-- Start Task data --

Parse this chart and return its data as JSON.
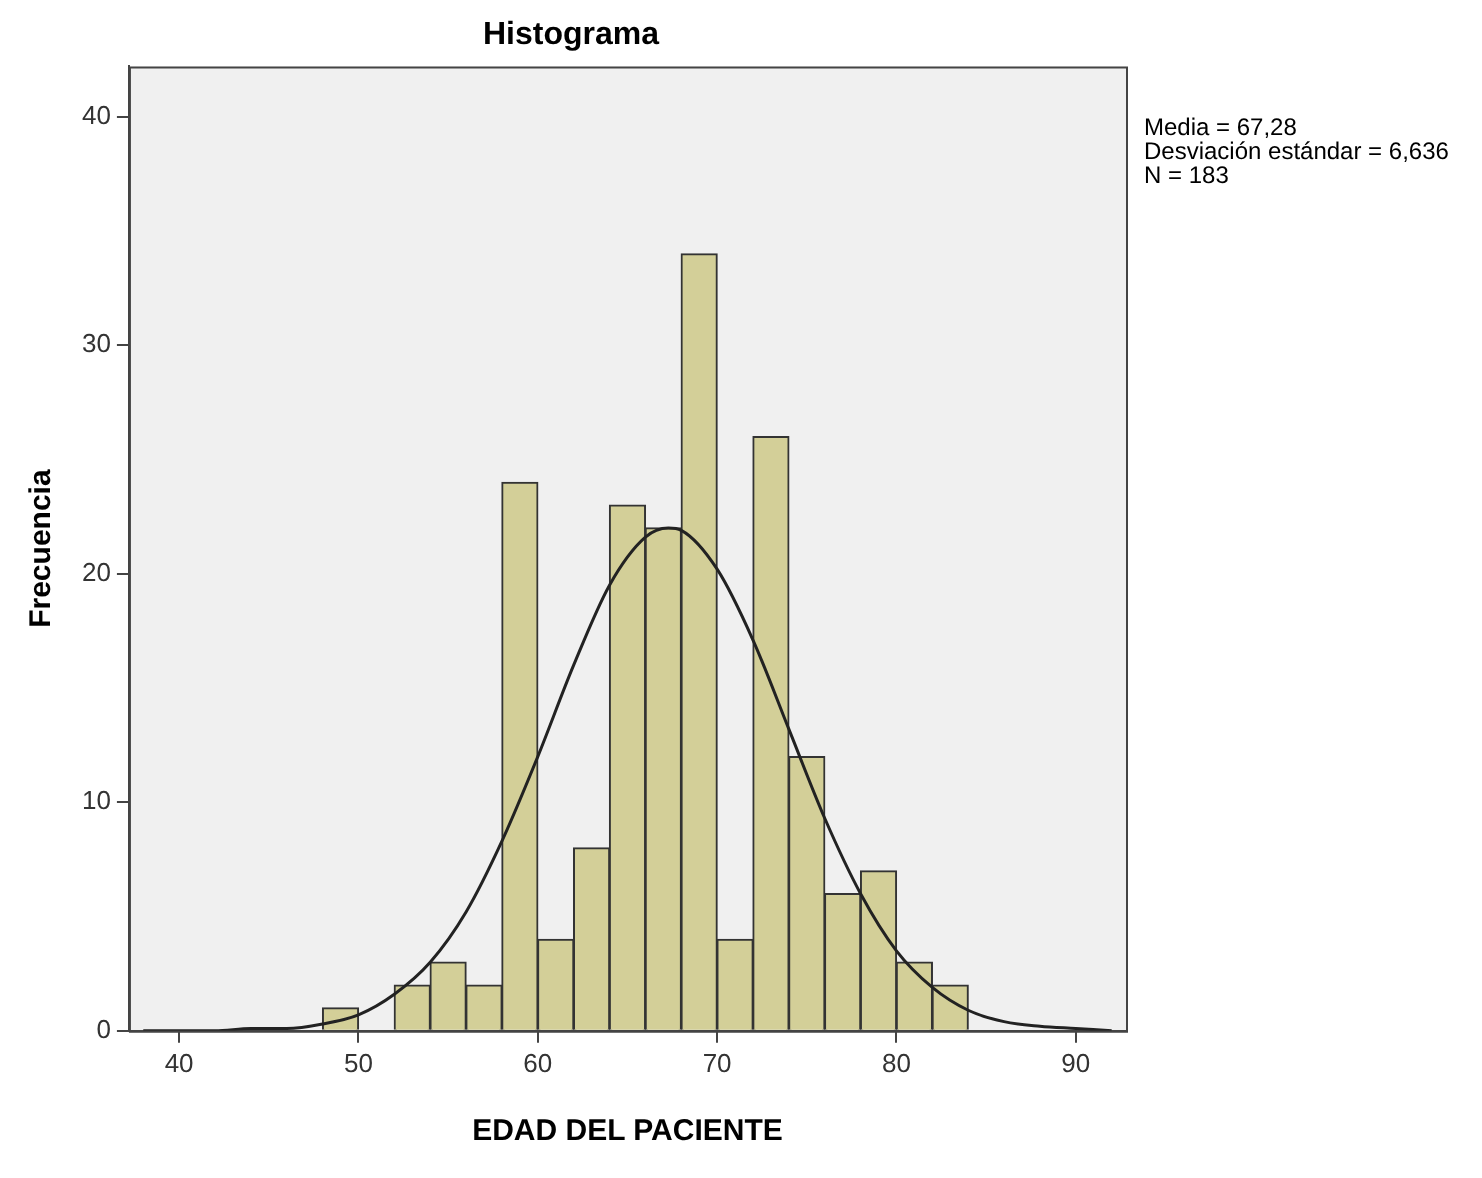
{
  "chart_data": {
    "type": "histogram",
    "title": "Histograma",
    "xlabel": "EDAD DEL PACIENTE",
    "ylabel": "Frecuencia",
    "annotations": [
      "Media = 67,28",
      "Desviación estándar = 6,636",
      "N = 183"
    ],
    "series": [
      {
        "color": "#d3cf98",
        "bins": [
          48,
          50,
          52,
          54,
          56,
          58,
          60,
          62,
          64,
          66,
          68,
          70,
          72,
          74,
          76,
          78,
          80,
          82,
          84
        ],
        "values": [
          1,
          0,
          2,
          3,
          2,
          24,
          4,
          8,
          23,
          22,
          34,
          4,
          26,
          12,
          6,
          7,
          3,
          2
        ]
      },
      {
        "type": "line",
        "color": "#222222",
        "x": [
          38,
          40,
          42,
          44,
          46,
          48,
          50,
          52,
          54,
          56,
          58,
          60,
          62,
          64,
          66,
          67.28,
          68,
          70,
          72,
          74,
          76,
          78,
          80,
          82,
          84,
          86,
          88,
          90,
          92
        ],
        "values": [
          0,
          0,
          0,
          0.1,
          0.1,
          0.3,
          0.7,
          1.6,
          3,
          5.2,
          8.3,
          12,
          16,
          19.5,
          21.6,
          22,
          21.9,
          20.2,
          17.1,
          13.2,
          9.3,
          6,
          3.5,
          1.9,
          0.9,
          0.4,
          0.2,
          0.1,
          0
        ]
      }
    ],
    "xlim": [
      37.2,
      92.8
    ],
    "xticks": [
      40,
      50,
      60,
      70,
      80,
      90
    ],
    "ylim": [
      0,
      42.2
    ],
    "yticks": [
      0,
      10,
      20,
      30,
      40
    ],
    "grid": false,
    "legend": false
  }
}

-- End Task data --

Short task: Give back the whole listing as it stands, minus its pictures.

Solution to this task:
Parse this chart and return its data as JSON.
{
  "chart_data": {
    "type": "histogram",
    "title": "Histograma",
    "xlabel": "EDAD DEL PACIENTE",
    "ylabel": "Frecuencia",
    "annotations": [
      "Media = 67,28",
      "Desviación estándar = 6,636",
      "N = 183"
    ],
    "series": [
      {
        "color": "#d3cf98",
        "bins": [
          48,
          50,
          52,
          54,
          56,
          58,
          60,
          62,
          64,
          66,
          68,
          70,
          72,
          74,
          76,
          78,
          80,
          82,
          84
        ],
        "values": [
          1,
          0,
          2,
          3,
          2,
          24,
          4,
          8,
          23,
          22,
          34,
          4,
          26,
          12,
          6,
          7,
          3,
          2
        ]
      },
      {
        "type": "line",
        "color": "#222222",
        "x": [
          38,
          40,
          42,
          44,
          46,
          48,
          50,
          52,
          54,
          56,
          58,
          60,
          62,
          64,
          66,
          67.28,
          68,
          70,
          72,
          74,
          76,
          78,
          80,
          82,
          84,
          86,
          88,
          90,
          92
        ],
        "values": [
          0,
          0,
          0,
          0.1,
          0.1,
          0.3,
          0.7,
          1.6,
          3,
          5.2,
          8.3,
          12,
          16,
          19.5,
          21.6,
          22,
          21.9,
          20.2,
          17.1,
          13.2,
          9.3,
          6,
          3.5,
          1.9,
          0.9,
          0.4,
          0.2,
          0.1,
          0
        ]
      }
    ],
    "xlim": [
      37.2,
      92.8
    ],
    "xticks": [
      40,
      50,
      60,
      70,
      80,
      90
    ],
    "ylim": [
      0,
      42.2
    ],
    "yticks": [
      0,
      10,
      20,
      30,
      40
    ],
    "grid": false,
    "legend": false
  }
}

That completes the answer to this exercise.